Count the lines below that contain the word "Espagne". Give only the number.

▸ **Records shown**
=====

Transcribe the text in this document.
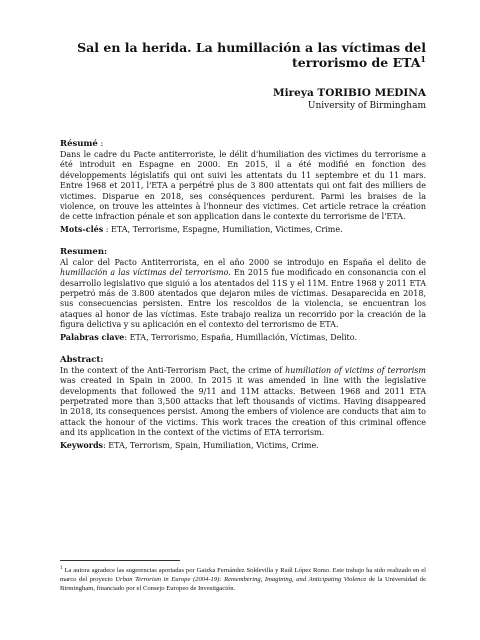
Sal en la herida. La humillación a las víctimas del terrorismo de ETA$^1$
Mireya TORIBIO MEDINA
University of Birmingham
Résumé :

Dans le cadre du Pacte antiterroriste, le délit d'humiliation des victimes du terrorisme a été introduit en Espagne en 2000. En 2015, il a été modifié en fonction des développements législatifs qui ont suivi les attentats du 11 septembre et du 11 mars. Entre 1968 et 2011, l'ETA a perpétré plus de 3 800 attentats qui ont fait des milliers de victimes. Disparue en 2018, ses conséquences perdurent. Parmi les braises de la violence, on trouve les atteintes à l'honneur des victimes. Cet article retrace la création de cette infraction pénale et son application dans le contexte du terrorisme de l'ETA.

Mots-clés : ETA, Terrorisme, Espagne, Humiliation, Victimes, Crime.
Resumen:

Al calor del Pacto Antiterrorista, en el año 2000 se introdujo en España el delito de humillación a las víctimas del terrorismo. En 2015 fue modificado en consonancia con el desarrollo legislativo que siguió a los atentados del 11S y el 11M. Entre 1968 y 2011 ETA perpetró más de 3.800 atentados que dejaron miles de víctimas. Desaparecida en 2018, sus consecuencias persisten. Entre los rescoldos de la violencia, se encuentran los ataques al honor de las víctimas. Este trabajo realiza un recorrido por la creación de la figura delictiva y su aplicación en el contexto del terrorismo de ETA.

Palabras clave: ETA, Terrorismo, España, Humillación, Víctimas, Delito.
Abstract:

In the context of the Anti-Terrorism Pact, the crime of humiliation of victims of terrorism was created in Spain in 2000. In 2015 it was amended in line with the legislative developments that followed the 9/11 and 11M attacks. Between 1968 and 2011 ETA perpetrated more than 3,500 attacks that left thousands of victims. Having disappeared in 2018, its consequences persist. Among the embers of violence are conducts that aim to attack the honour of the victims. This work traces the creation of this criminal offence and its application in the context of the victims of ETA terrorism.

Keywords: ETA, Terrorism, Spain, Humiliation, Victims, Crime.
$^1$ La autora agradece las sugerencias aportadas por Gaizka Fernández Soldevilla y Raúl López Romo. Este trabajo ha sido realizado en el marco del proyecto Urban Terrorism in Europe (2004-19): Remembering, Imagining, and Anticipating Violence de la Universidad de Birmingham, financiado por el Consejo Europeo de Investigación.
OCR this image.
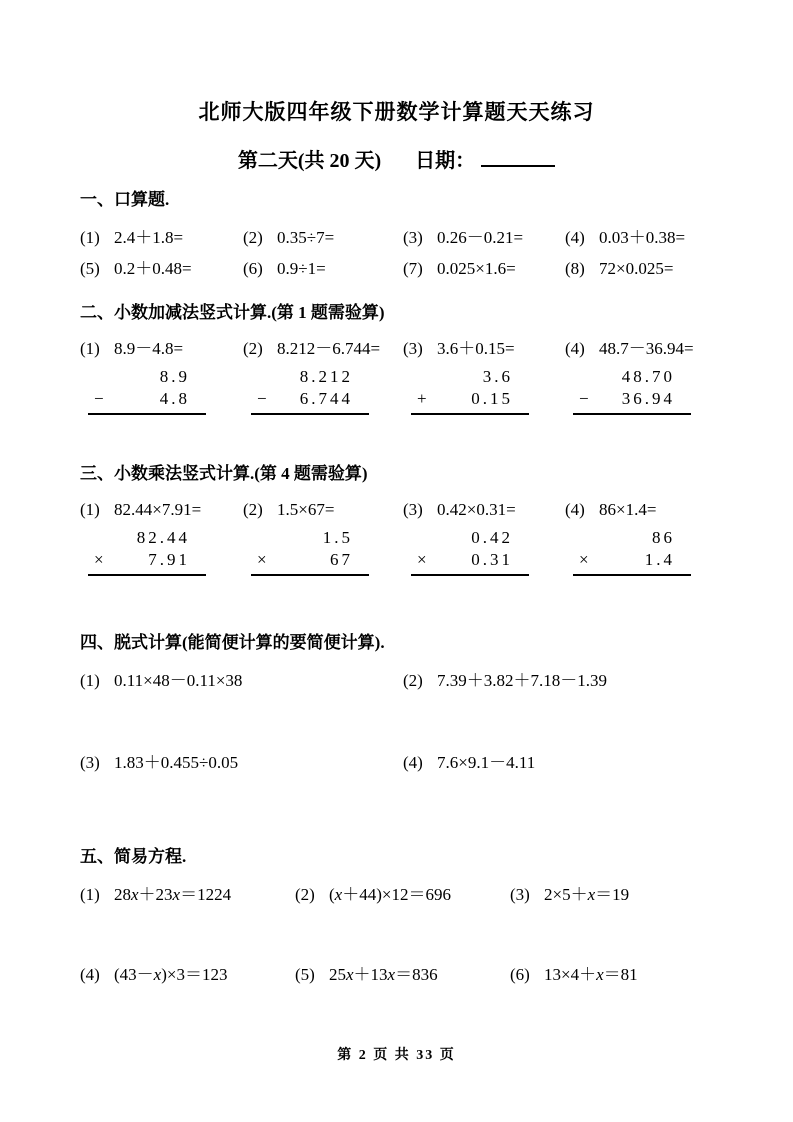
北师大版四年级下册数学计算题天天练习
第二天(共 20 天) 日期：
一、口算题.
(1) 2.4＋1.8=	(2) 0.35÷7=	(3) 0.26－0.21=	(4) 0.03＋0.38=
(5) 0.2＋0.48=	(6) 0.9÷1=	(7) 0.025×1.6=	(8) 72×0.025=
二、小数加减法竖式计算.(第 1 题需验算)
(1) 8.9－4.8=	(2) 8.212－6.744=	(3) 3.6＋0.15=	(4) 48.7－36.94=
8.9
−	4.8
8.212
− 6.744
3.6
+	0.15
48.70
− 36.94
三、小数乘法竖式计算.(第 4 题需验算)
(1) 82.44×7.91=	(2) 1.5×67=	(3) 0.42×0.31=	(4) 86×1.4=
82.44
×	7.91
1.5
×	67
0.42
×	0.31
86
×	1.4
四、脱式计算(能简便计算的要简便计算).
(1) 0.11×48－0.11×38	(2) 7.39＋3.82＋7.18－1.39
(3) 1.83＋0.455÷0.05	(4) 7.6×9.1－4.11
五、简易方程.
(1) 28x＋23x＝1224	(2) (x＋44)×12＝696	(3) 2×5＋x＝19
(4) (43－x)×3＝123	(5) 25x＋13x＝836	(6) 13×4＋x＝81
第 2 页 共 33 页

=====

▸ **Exercise response**
2